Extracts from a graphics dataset
-*-*-

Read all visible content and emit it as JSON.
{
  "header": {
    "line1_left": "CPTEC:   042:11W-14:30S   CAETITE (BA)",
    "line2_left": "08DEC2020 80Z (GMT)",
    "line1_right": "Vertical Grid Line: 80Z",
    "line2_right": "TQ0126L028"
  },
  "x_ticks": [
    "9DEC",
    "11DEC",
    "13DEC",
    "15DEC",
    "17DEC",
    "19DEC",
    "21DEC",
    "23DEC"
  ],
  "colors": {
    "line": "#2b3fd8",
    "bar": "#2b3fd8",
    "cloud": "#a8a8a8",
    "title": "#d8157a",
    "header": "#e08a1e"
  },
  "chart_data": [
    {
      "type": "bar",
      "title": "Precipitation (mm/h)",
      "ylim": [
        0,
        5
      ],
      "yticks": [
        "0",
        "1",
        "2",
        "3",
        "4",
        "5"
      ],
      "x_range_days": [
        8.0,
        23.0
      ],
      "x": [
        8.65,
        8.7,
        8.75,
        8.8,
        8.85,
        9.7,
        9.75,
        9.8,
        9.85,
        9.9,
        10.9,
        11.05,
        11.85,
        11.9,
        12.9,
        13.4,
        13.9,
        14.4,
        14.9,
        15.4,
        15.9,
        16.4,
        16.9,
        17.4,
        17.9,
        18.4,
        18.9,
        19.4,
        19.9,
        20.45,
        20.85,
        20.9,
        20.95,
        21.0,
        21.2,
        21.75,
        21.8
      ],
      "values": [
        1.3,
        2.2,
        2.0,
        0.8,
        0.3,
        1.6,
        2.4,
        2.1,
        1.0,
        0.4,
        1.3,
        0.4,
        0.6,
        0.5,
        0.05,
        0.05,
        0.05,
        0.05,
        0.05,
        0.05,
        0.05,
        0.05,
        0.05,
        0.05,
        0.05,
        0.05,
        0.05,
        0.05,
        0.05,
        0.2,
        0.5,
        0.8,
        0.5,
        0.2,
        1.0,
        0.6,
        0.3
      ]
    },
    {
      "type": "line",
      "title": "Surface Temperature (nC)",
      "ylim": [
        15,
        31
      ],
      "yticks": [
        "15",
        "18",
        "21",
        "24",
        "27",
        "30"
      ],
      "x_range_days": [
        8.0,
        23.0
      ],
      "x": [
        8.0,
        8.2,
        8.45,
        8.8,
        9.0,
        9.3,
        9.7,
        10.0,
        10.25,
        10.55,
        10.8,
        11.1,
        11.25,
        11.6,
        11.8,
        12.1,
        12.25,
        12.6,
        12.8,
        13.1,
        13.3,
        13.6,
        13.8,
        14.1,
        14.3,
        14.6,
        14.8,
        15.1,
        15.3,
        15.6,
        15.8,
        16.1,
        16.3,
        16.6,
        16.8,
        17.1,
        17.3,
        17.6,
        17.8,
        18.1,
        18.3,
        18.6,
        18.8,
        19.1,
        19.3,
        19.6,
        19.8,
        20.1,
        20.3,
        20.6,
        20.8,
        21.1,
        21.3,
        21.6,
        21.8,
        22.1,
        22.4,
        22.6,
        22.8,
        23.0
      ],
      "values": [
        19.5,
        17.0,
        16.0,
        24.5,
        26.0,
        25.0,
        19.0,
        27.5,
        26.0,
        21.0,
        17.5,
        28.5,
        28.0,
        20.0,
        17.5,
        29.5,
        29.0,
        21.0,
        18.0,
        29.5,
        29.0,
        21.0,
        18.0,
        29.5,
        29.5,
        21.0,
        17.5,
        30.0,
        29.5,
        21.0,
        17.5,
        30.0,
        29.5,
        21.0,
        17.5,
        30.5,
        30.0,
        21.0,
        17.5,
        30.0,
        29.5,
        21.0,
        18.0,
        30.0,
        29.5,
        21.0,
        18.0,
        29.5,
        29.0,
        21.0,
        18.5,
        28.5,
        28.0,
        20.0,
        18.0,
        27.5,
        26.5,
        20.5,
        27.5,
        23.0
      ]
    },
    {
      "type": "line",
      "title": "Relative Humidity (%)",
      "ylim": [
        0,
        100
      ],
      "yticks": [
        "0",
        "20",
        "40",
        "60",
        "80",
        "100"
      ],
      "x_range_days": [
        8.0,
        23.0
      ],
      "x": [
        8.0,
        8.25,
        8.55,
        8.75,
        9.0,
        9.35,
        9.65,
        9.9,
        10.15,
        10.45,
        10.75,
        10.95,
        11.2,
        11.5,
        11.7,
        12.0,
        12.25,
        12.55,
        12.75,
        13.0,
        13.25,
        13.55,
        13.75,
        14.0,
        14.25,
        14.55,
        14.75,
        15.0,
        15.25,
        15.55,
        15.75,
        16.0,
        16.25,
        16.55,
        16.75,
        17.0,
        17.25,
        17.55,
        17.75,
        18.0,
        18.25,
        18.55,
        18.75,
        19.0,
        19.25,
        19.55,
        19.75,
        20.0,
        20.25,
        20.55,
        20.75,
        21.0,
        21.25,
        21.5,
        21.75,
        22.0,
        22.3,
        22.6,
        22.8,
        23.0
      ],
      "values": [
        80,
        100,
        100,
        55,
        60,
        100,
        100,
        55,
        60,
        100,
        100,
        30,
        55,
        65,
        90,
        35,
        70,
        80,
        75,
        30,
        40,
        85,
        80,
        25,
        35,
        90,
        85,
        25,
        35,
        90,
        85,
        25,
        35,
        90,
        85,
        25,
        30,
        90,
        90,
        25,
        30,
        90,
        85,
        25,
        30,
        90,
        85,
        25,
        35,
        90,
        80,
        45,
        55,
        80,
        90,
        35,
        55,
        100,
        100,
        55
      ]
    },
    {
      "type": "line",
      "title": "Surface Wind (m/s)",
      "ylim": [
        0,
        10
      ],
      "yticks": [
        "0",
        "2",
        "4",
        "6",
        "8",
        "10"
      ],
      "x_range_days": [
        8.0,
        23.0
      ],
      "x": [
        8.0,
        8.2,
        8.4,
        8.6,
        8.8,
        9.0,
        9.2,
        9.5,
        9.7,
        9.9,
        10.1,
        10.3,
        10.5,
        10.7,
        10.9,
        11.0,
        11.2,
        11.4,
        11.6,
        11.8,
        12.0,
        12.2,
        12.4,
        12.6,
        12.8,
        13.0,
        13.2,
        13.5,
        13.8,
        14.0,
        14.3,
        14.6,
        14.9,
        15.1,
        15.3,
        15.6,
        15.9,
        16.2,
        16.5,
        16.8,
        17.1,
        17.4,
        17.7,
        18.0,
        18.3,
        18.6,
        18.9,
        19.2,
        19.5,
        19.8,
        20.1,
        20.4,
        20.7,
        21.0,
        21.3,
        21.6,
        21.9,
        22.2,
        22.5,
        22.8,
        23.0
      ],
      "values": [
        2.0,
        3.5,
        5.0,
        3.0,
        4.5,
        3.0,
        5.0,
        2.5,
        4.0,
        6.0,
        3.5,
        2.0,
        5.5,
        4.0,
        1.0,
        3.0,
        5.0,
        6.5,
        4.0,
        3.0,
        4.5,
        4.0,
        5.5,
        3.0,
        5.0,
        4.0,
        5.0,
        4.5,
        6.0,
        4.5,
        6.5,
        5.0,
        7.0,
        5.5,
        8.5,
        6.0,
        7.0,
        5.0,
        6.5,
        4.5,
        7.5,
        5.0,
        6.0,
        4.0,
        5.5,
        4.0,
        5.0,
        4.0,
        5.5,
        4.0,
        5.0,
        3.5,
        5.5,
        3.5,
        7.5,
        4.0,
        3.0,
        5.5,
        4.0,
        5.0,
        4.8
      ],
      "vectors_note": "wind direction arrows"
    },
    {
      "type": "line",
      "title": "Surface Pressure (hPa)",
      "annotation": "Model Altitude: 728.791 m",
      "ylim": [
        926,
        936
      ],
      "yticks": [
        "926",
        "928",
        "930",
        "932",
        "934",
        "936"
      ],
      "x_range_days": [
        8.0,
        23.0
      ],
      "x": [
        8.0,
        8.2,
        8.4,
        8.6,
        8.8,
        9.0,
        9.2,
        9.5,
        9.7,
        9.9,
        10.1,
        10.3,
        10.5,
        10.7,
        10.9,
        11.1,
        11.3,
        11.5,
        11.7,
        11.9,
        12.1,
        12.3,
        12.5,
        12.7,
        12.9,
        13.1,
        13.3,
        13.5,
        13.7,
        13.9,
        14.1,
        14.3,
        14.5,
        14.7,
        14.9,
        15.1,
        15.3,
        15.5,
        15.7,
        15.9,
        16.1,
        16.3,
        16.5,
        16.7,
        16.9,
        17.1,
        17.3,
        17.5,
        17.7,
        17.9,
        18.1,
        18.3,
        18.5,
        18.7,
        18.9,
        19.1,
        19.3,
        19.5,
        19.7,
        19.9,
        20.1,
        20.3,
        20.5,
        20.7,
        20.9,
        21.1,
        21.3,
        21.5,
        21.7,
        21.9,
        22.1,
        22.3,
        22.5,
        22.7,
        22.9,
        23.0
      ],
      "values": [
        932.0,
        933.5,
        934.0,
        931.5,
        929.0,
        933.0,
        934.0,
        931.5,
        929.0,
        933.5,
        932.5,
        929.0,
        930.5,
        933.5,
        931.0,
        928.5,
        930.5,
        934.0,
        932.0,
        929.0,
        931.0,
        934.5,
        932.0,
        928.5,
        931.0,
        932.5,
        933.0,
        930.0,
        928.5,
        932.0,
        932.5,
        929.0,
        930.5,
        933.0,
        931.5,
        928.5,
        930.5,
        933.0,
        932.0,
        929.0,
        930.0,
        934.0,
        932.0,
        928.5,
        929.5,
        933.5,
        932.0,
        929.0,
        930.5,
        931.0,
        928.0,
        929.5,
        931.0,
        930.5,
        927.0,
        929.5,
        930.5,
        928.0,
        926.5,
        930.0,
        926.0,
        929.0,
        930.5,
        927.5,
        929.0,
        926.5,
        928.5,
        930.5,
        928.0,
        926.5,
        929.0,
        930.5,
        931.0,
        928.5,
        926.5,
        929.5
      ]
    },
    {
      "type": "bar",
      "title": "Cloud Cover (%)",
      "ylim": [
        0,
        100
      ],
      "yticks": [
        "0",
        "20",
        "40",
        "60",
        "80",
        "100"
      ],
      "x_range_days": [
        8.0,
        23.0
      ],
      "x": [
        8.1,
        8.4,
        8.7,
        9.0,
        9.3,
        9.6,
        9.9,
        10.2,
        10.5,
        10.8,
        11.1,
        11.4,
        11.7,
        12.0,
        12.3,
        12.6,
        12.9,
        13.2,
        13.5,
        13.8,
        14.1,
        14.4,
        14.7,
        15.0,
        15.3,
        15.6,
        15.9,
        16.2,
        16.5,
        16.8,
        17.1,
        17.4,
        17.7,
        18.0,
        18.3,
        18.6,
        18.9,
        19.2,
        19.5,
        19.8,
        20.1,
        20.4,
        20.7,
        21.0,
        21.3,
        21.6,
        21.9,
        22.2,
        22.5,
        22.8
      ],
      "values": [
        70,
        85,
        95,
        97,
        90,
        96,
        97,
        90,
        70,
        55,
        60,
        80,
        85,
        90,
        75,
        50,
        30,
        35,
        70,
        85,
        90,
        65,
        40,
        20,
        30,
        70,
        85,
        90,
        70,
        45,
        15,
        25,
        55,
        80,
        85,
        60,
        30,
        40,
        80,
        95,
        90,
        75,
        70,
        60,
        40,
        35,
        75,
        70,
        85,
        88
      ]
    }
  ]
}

-*-*-

▶ [To do]
Collect every line from the records above that contains the word "Surface".

▶ [Solved exercise]
      "title": "Surface Temperature (nC)",
      "title": "Surface Wind (m/s)",
      "title": "Surface Pressure (hPa)",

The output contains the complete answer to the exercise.